▶ [DOCUMENT PASSAGE]

Good quality gamma-ray data for three pulsars - Vela, Crab, and Geminga - acquired with EGRET aboard the CGRO tempts to analyse the properties of pulsar high-energy radiation as a function of photon energy and phase of rotation. Gamma-ray spectra of pulsed radiation from these sources (as well as from three other EGRET pulsars: B1706-44, B1951+32, and B1055-52) extend up to $\la$10 GeV. All three pulsars feature gamma lightcurves characterised by two strong peaks separated by 0.4 to 0.5 in rotational phase. These double-peak pulses are asymmetrical and their profiles change with energy. Above $\sim $100 MeV the leading peak (LP) is stronger than the trailing peak (TP) in the case of the Vela and the Crab pulsars, and the opposite is true for Geminga. However, for all three pulsars their leading peaks exhibit lower energy cutoffs - around $\sim $5 GeV - than the trailing peaks (TP). In other words, the trailing peaks dominate over the leading peaks above $\sim $5 GeV (Thompson 2001). In the case of the Vela pulsar and Geminga, this effect is accompanied by the softening of the spectrum of the leading peak (Fierro et al. 1998; Kanbach 1999). The potential importance of the double-peak pulse asymmetry in the case of Vela was already acknowledged - at the time when the COS-B data became available - by Morini (1983) who attempted to explain the asymmetry with a hybrid model, with two different mechanisms responsible for the formation of the leading and the trailing peak.

▶ [STORED DATA]
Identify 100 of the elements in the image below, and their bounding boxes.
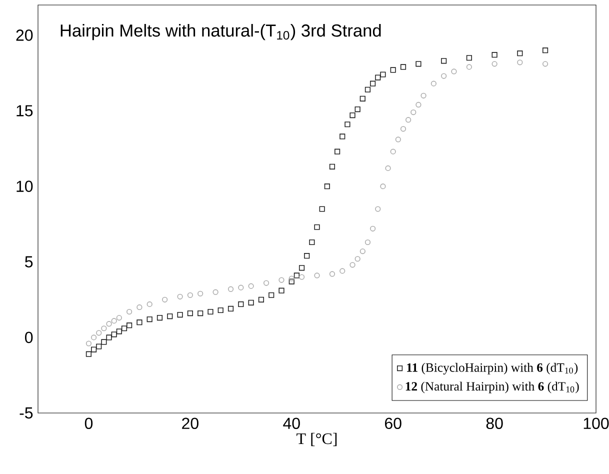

▶ [WHAT YOU ARE ASKED TO DO]
Answer these from the pulsar passage:
1. Which instrument collected the gamma-ray data for Vela, Crab, and Geminga?
2. Above about 100 MeV, which of the three pulsars has a trailing peak stronger than its leading peak?
3. Who tried to explain the Vela double-peak asymmetry with a hybrid model, and in what year?

▶ [SOLVED EXERCISE]
1. EGRET aboard the CGRO
2. Geminga
3. Morini, in 1983